Start of Recorded data

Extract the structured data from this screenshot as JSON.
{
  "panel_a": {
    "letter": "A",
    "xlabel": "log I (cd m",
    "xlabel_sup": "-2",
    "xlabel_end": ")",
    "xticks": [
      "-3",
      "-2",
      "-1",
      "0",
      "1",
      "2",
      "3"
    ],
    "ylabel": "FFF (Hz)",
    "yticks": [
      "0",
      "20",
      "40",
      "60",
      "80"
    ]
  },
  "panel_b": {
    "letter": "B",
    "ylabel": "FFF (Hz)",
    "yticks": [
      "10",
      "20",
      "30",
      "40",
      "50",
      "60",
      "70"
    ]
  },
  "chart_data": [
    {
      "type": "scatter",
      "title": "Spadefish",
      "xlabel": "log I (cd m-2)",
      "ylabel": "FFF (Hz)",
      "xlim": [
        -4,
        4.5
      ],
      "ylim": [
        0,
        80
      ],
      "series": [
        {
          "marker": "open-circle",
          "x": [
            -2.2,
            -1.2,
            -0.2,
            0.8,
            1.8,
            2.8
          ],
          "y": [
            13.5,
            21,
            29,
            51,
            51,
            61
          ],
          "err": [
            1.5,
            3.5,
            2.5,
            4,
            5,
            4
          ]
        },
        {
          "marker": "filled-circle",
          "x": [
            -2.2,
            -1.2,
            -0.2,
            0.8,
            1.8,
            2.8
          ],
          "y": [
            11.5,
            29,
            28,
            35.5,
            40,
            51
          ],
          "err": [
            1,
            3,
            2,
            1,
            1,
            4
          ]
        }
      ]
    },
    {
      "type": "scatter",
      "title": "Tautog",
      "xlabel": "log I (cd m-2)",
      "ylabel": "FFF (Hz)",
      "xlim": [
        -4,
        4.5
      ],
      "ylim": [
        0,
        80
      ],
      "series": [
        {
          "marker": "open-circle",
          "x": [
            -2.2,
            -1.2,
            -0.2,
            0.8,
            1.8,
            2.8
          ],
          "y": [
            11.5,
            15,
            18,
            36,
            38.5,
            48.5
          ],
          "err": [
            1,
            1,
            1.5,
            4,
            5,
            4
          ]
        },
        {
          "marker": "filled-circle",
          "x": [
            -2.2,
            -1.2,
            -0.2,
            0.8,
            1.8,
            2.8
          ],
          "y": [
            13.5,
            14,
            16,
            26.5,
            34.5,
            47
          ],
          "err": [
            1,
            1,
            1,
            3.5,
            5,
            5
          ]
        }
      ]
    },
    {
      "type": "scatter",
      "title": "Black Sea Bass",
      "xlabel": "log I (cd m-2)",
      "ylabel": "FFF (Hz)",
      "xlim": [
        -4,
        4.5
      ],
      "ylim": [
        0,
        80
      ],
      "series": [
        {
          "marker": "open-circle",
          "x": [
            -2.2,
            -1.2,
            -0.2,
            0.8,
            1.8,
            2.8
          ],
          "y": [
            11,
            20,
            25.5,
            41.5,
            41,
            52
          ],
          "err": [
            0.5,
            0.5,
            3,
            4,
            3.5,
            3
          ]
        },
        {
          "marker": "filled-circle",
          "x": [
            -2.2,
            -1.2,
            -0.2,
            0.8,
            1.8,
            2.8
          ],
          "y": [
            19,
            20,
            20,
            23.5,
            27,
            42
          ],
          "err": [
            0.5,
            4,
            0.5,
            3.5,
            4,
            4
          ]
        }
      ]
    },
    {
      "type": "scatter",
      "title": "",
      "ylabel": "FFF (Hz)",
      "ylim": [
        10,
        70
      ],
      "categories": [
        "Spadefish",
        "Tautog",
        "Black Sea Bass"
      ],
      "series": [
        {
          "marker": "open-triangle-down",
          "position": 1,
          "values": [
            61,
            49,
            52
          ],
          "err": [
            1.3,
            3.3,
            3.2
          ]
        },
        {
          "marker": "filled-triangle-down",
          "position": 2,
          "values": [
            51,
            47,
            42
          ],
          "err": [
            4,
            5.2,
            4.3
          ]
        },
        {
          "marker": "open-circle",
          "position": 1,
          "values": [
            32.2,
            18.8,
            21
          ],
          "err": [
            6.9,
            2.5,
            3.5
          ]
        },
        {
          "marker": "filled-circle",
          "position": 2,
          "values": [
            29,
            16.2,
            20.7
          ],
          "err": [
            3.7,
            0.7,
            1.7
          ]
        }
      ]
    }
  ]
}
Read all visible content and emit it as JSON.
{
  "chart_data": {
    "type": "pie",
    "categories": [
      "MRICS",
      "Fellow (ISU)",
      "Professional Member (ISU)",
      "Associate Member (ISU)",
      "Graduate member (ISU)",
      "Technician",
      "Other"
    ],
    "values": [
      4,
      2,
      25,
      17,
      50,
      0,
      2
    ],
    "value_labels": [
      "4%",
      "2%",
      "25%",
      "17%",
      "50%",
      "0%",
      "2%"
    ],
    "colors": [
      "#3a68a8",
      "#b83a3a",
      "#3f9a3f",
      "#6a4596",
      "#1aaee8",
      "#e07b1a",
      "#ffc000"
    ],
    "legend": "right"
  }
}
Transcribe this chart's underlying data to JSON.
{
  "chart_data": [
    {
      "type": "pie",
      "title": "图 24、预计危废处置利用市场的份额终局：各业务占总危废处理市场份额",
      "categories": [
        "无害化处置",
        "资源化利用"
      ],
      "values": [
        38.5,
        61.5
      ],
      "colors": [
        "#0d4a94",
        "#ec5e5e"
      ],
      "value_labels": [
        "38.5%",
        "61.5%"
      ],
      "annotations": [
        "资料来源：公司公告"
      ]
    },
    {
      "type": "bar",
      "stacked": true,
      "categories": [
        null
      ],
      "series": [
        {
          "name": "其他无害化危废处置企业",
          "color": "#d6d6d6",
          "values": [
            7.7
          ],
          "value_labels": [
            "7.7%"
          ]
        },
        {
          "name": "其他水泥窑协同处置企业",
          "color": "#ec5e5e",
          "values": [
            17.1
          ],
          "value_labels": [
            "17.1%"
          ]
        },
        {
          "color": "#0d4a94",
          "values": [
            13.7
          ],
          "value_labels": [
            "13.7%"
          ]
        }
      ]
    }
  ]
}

End of Recorded data

• _Exercise instructions_
Your task is to transcribe the material exactly.

• _Solution to the exercise_
Extract the structured data from this screenshot as JSON.
{
  "panel_a": {
    "letter": "A",
    "xlabel": "log I (cd m",
    "xlabel_sup": "-2",
    "xlabel_end": ")",
    "xticks": [
      "-3",
      "-2",
      "-1",
      "0",
      "1",
      "2",
      "3"
    ],
    "ylabel": "FFF (Hz)",
    "yticks": [
      "0",
      "20",
      "40",
      "60",
      "80"
    ]
  },
  "panel_b": {
    "letter": "B",
    "ylabel": "FFF (Hz)",
    "yticks": [
      "10",
      "20",
      "30",
      "40",
      "50",
      "60",
      "70"
    ]
  },
  "chart_data": [
    {
      "type": "scatter",
      "title": "Spadefish",
      "xlabel": "log I (cd m-2)",
      "ylabel": "FFF (Hz)",
      "xlim": [
        -4,
        4.5
      ],
      "ylim": [
        0,
        80
      ],
      "series": [
        {
          "marker": "open-circle",
          "x": [
            -2.2,
            -1.2,
            -0.2,
            0.8,
            1.8,
            2.8
          ],
          "y": [
            13.5,
            21,
            29,
            51,
            51,
            61
          ],
          "err": [
            1.5,
            3.5,
            2.5,
            4,
            5,
            4
          ]
        },
        {
          "marker": "filled-circle",
          "x": [
            -2.2,
            -1.2,
            -0.2,
            0.8,
            1.8,
            2.8
          ],
          "y": [
            11.5,
            29,
            28,
            35.5,
            40,
            51
          ],
          "err": [
            1,
            3,
            2,
            1,
            1,
            4
          ]
        }
      ]
    },
    {
      "type": "scatter",
      "title": "Tautog",
      "xlabel": "log I (cd m-2)",
      "ylabel": "FFF (Hz)",
      "xlim": [
        -4,
        4.5
      ],
      "ylim": [
        0,
        80
      ],
      "series": [
        {
          "marker": "open-circle",
          "x": [
            -2.2,
            -1.2,
            -0.2,
            0.8,
            1.8,
            2.8
          ],
          "y": [
            11.5,
            15,
            18,
            36,
            38.5,
            48.5
          ],
          "err": [
            1,
            1,
            1.5,
            4,
            5,
            4
          ]
        },
        {
          "marker": "filled-circle",
          "x": [
            -2.2,
            -1.2,
            -0.2,
            0.8,
            1.8,
            2.8
          ],
          "y": [
            13.5,
            14,
            16,
            26.5,
            34.5,
            47
          ],
          "err": [
            1,
            1,
            1,
            3.5,
            5,
            5
          ]
        }
      ]
    },
    {
      "type": "scatter",
      "title": "Black Sea Bass",
      "xlabel": "log I (cd m-2)",
      "ylabel": "FFF (Hz)",
      "xlim": [
        -4,
        4.5
      ],
      "ylim": [
        0,
        80
      ],
      "series": [
        {
          "marker": "open-circle",
          "x": [
            -2.2,
            -1.2,
            -0.2,
            0.8,
            1.8,
            2.8
          ],
          "y": [
            11,
            20,
            25.5,
            41.5,
            41,
            52
          ],
          "err": [
            0.5,
            0.5,
            3,
            4,
            3.5,
            3
          ]
        },
        {
          "marker": "filled-circle",
          "x": [
            -2.2,
            -1.2,
            -0.2,
            0.8,
            1.8,
            2.8
          ],
          "y": [
            19,
            20,
            20,
            23.5,
            27,
            42
          ],
          "err": [
            0.5,
            4,
            0.5,
            3.5,
            4,
            4
          ]
        }
      ]
    },
    {
      "type": "scatter",
      "title": "",
      "ylabel": "FFF (Hz)",
      "ylim": [
        10,
        70
      ],
      "categories": [
        "Spadefish",
        "Tautog",
        "Black Sea Bass"
      ],
      "series": [
        {
          "marker": "open-triangle-down",
          "position": 1,
          "values": [
            61,
            49,
            52
          ],
          "err": [
            1.3,
            3.3,
            3.2
          ]
        },
        {
          "marker": "filled-triangle-down",
          "position": 2,
          "values": [
            51,
            47,
            42
          ],
          "err": [
            4,
            5.2,
            4.3
          ]
        },
        {
          "marker": "open-circle",
          "position": 1,
          "values": [
            32.2,
            18.8,
            21
          ],
          "err": [
            6.9,
            2.5,
            3.5
          ]
        },
        {
          "marker": "filled-circle",
          "position": 2,
          "values": [
            29,
            16.2,
            20.7
          ],
          "err": [
            3.7,
            0.7,
            1.7
          ]
        }
      ]
    }
  ]
}
Read all visible content and emit it as JSON.
{
  "chart_data": {
    "type": "pie",
    "categories": [
      "MRICS",
      "Fellow (ISU)",
      "Professional Member (ISU)",
      "Associate Member (ISU)",
      "Graduate member (ISU)",
      "Technician",
      "Other"
    ],
    "values": [
      4,
      2,
      25,
      17,
      50,
      0,
      2
    ],
    "value_labels": [
      "4%",
      "2%",
      "25%",
      "17%",
      "50%",
      "0%",
      "2%"
    ],
    "colors": [
      "#3a68a8",
      "#b83a3a",
      "#3f9a3f",
      "#6a4596",
      "#1aaee8",
      "#e07b1a",
      "#ffc000"
    ],
    "legend": "right"
  }
}
Transcribe this chart's underlying data to JSON.
{
  "chart_data": [
    {
      "type": "pie",
      "title": "图 24、预计危废处置利用市场的份额终局：各业务占总危废处理市场份额",
      "categories": [
        "无害化处置",
        "资源化利用"
      ],
      "values": [
        38.5,
        61.5
      ],
      "colors": [
        "#0d4a94",
        "#ec5e5e"
      ],
      "value_labels": [
        "38.5%",
        "61.5%"
      ],
      "annotations": [
        "资料来源：公司公告"
      ]
    },
    {
      "type": "bar",
      "stacked": true,
      "categories": [
        null
      ],
      "series": [
        {
          "name": "其他无害化危废处置企业",
          "color": "#d6d6d6",
          "values": [
            7.7
          ],
          "value_labels": [
            "7.7%"
          ]
        },
        {
          "name": "其他水泥窑协同处置企业",
          "color": "#ec5e5e",
          "values": [
            17.1
          ],
          "value_labels": [
            "17.1%"
          ]
        },
        {
          "color": "#0d4a94",
          "values": [
            13.7
          ],
          "value_labels": [
            "13.7%"
          ]
        }
      ]
    }
  ]
}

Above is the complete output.